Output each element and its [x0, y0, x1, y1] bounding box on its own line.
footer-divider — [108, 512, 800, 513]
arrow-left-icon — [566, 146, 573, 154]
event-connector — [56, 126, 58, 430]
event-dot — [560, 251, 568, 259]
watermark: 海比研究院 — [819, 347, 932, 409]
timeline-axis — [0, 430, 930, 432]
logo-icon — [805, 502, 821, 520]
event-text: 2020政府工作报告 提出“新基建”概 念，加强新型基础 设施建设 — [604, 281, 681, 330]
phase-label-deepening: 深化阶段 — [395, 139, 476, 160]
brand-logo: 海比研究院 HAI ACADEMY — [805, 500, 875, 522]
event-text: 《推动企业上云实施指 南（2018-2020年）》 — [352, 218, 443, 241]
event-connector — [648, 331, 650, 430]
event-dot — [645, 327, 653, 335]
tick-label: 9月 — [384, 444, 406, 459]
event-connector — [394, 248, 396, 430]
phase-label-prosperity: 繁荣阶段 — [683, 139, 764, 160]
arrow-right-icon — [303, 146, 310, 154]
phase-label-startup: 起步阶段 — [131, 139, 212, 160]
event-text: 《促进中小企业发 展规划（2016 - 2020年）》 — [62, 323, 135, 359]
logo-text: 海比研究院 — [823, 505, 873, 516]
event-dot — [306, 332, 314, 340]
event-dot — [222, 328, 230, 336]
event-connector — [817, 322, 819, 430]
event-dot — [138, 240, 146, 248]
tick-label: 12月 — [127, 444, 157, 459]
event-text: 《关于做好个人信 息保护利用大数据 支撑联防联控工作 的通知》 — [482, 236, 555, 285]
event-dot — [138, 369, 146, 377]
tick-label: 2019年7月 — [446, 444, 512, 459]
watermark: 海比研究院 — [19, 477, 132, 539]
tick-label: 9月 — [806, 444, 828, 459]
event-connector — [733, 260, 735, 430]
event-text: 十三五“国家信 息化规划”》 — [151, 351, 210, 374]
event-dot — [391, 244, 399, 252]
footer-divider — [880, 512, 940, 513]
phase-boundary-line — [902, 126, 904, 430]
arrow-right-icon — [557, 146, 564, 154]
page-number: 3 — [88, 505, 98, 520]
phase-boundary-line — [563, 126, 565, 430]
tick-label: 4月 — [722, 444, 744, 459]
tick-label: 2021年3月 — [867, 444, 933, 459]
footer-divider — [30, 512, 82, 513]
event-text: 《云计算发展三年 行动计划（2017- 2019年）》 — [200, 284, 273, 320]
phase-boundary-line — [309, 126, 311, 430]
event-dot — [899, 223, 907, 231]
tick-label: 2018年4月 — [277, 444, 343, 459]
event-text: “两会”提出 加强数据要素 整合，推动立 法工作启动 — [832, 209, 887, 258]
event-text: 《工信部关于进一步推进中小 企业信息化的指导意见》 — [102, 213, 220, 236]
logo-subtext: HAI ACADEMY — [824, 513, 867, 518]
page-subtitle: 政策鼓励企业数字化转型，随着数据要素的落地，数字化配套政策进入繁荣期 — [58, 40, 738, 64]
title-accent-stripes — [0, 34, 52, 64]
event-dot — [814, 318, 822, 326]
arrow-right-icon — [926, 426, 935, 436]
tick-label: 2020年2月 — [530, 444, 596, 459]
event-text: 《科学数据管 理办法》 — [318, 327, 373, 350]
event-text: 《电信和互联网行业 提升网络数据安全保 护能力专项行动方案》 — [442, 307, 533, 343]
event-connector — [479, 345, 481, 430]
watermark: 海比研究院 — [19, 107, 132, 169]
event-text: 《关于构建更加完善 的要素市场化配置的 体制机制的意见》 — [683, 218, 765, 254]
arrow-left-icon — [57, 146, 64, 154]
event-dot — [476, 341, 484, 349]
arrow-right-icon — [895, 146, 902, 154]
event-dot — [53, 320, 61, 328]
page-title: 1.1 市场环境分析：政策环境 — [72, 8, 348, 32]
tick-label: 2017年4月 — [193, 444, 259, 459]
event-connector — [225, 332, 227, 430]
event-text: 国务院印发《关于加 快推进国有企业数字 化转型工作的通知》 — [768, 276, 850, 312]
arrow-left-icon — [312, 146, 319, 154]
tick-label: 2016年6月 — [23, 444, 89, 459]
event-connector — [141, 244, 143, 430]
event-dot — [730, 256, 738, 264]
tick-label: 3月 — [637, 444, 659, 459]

********************

▸ **What is required**
Reproduce all the entries above line by line, with no changes.

▸ **Result of this task**
Output each element and its [x0, y0, x1, y1] bounding box on its own line.
footer-divider — [108, 512, 800, 513]
arrow-left-icon — [566, 146, 573, 154]
event-connector — [56, 126, 58, 430]
event-dot — [560, 251, 568, 259]
watermark: 海比研究院 — [819, 347, 932, 409]
timeline-axis — [0, 430, 930, 432]
logo-icon — [805, 502, 821, 520]
event-text: 2020政府工作报告 提出“新基建”概 念，加强新型基础 设施建设 — [604, 281, 681, 330]
phase-label-deepening: 深化阶段 — [395, 139, 476, 160]
brand-logo: 海比研究院 HAI ACADEMY — [805, 500, 875, 522]
event-text: 《推动企业上云实施指 南（2018-2020年）》 — [352, 218, 443, 241]
event-connector — [648, 331, 650, 430]
event-dot — [645, 327, 653, 335]
tick-label: 9月 — [384, 444, 406, 459]
event-connector — [394, 248, 396, 430]
phase-label-prosperity: 繁荣阶段 — [683, 139, 764, 160]
arrow-right-icon — [303, 146, 310, 154]
phase-label-startup: 起步阶段 — [131, 139, 212, 160]
event-text: 《促进中小企业发 展规划（2016 - 2020年）》 — [62, 323, 135, 359]
logo-text: 海比研究院 — [823, 505, 873, 516]
event-dot — [306, 332, 314, 340]
event-dot — [222, 328, 230, 336]
event-connector — [817, 322, 819, 430]
event-dot — [138, 240, 146, 248]
tick-label: 12月 — [127, 444, 157, 459]
event-text: 《关于做好个人信 息保护利用大数据 支撑联防联控工作 的通知》 — [482, 236, 555, 285]
event-dot — [138, 369, 146, 377]
tick-label: 2019年7月 — [446, 444, 512, 459]
watermark: 海比研究院 — [19, 477, 132, 539]
tick-label: 9月 — [806, 444, 828, 459]
event-connector — [733, 260, 735, 430]
event-text: 十三五“国家信 息化规划”》 — [151, 351, 210, 374]
event-dot — [391, 244, 399, 252]
footer-divider — [880, 512, 940, 513]
phase-boundary-line — [902, 126, 904, 430]
arrow-right-icon — [557, 146, 564, 154]
page-number: 3 — [88, 505, 98, 520]
phase-boundary-line — [563, 126, 565, 430]
tick-label: 4月 — [722, 444, 744, 459]
tick-label: 2021年3月 — [867, 444, 933, 459]
footer-divider — [30, 512, 82, 513]
event-text: 《云计算发展三年 行动计划（2017- 2019年）》 — [200, 284, 273, 320]
phase-boundary-line — [309, 126, 311, 430]
event-dot — [899, 223, 907, 231]
tick-label: 2018年4月 — [277, 444, 343, 459]
event-text: “两会”提出 加强数据要素 整合，推动立 法工作启动 — [832, 209, 887, 258]
event-text: 《工信部关于进一步推进中小 企业信息化的指导意见》 — [102, 213, 220, 236]
logo-subtext: HAI ACADEMY — [824, 513, 867, 518]
page-subtitle: 政策鼓励企业数字化转型，随着数据要素的落地，数字化配套政策进入繁荣期 — [58, 40, 738, 64]
title-accent-stripes — [0, 34, 52, 64]
event-dot — [814, 318, 822, 326]
arrow-right-icon — [926, 426, 935, 436]
tick-label: 2020年2月 — [530, 444, 596, 459]
event-text: 《科学数据管 理办法》 — [318, 327, 373, 350]
event-text: 《电信和互联网行业 提升网络数据安全保 护能力专项行动方案》 — [442, 307, 533, 343]
event-connector — [479, 345, 481, 430]
watermark: 海比研究院 — [19, 107, 132, 169]
event-text: 《关于构建更加完善 的要素市场化配置的 体制机制的意见》 — [683, 218, 765, 254]
arrow-left-icon — [57, 146, 64, 154]
event-dot — [476, 341, 484, 349]
arrow-right-icon — [895, 146, 902, 154]
event-dot — [53, 320, 61, 328]
page-title: 1.1 市场环境分析：政策环境 — [72, 8, 348, 32]
tick-label: 2017年4月 — [193, 444, 259, 459]
event-connector — [225, 332, 227, 430]
event-text: 国务院印发《关于加 快推进国有企业数字 化转型工作的通知》 — [768, 276, 850, 312]
arrow-left-icon — [312, 146, 319, 154]
tick-label: 2016年6月 — [23, 444, 89, 459]
event-connector — [141, 244, 143, 430]
event-dot — [730, 256, 738, 264]
tick-label: 3月 — [637, 444, 659, 459]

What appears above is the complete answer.